Building domain taxonomies is a crucial task in the domain of ontology construction. Domain taxonomy learning keeps getting more important as a form of automatically obtaining a knowledge representation of a certain domain. The alternative of manually developing domain taxonomies is not trivial. The main issues encountered when manually developing a taxonomy are the non-availability of a domain knowledge expert and the considerable amount of effort needed for this task. This paper proposes Taxo Learn, an approach to automatic construction of domain taxonomies. Taxo Learn is a new methodology that combines aspects from existing approaches, but also contains new steps in order to improve the quality of the resulted domain taxonomy. The contribution of this paper is threefold. First, we employ a word sense disambiguation step when detecting concepts in the text. Second, we show the use of semantics-based hierarchical clustering for the purpose of taxonomy learning. Third, we propose a novel dynamic labeling procedure for the concept clusters. We evaluate our approach by comparing the machine generated taxonomy with a manually constructed golden taxonomy. Based on a corpus of documents in the field of financial economics, Taxo Learn shows a high precision for the learned taxonomic concept relationships.

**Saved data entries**
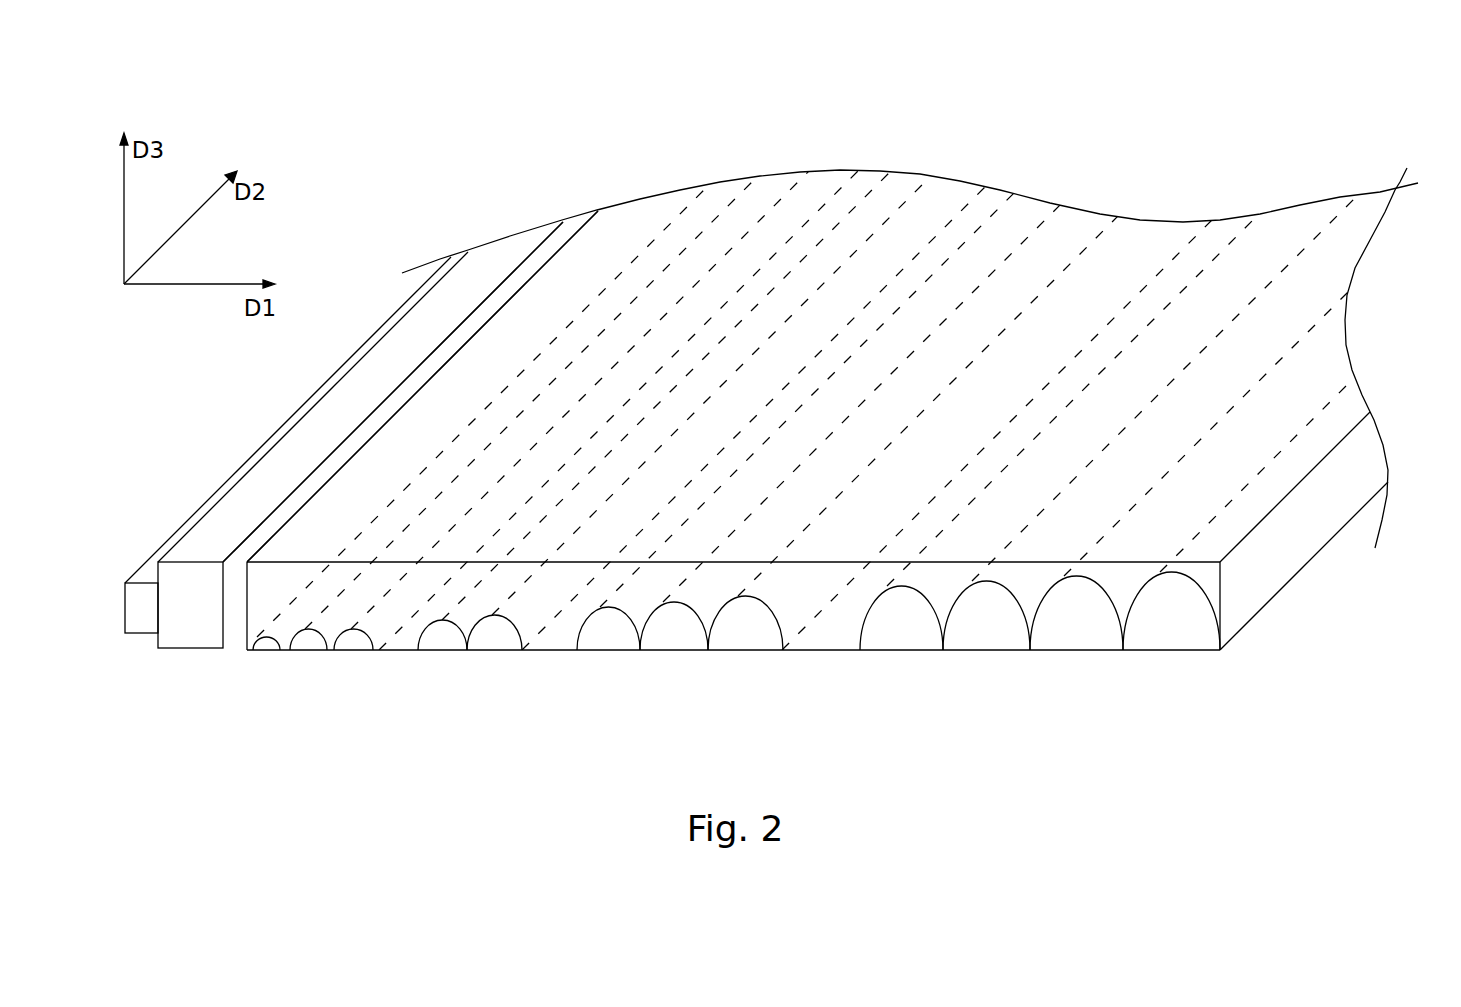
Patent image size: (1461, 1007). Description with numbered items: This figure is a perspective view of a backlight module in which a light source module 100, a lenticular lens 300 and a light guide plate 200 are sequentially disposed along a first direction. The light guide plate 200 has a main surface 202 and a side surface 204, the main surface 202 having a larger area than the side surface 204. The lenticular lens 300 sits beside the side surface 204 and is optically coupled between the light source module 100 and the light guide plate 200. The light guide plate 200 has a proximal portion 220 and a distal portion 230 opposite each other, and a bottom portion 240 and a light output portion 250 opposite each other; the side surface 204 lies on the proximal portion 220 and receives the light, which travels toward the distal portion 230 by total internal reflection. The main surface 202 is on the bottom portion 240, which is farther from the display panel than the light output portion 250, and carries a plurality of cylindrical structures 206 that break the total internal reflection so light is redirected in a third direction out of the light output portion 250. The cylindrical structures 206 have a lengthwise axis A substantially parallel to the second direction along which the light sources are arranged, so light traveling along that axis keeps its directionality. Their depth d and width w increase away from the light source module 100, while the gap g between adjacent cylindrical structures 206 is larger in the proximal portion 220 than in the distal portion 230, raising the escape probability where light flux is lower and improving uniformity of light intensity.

The light source module 100 is at (140, 612).
The lenticular lens 300 is at (193, 613).
The light guide plate 200 is at (843, 431).
The main surface 202 is at (542, 652).
The side surface 204 is at (347, 458).
The cylindrical structures 206 is at (440, 637).
The proximal portion 220 is at (272, 582).
The distal portion 230 is at (1207, 575).
The bottom portion 240 is at (677, 652).
The light output portion 250 is at (1230, 530).
The lengthwise axis A is at (778, 200).
The gap g is at (335, 650).
The width w is at (860, 650).
The depth d is at (987, 582).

**Written tasks**
1. According to the passage on domain taxonomy learning, what are the contributions of the paper?
2. In the passage on domain taxonomy learning, what is the machine-generated taxonomy compared with to evaluate the approach?
The listing is material separate from the passage on domain taxonomy learning.

**Outputs**
1.
- A word sense disambiguation step when detecting concepts in the text
- The use of semantics-based hierarchical clustering for taxonomy learning
- A novel dynamic labeling procedure for the concept clusters

2. A manually constructed golden taxonomy.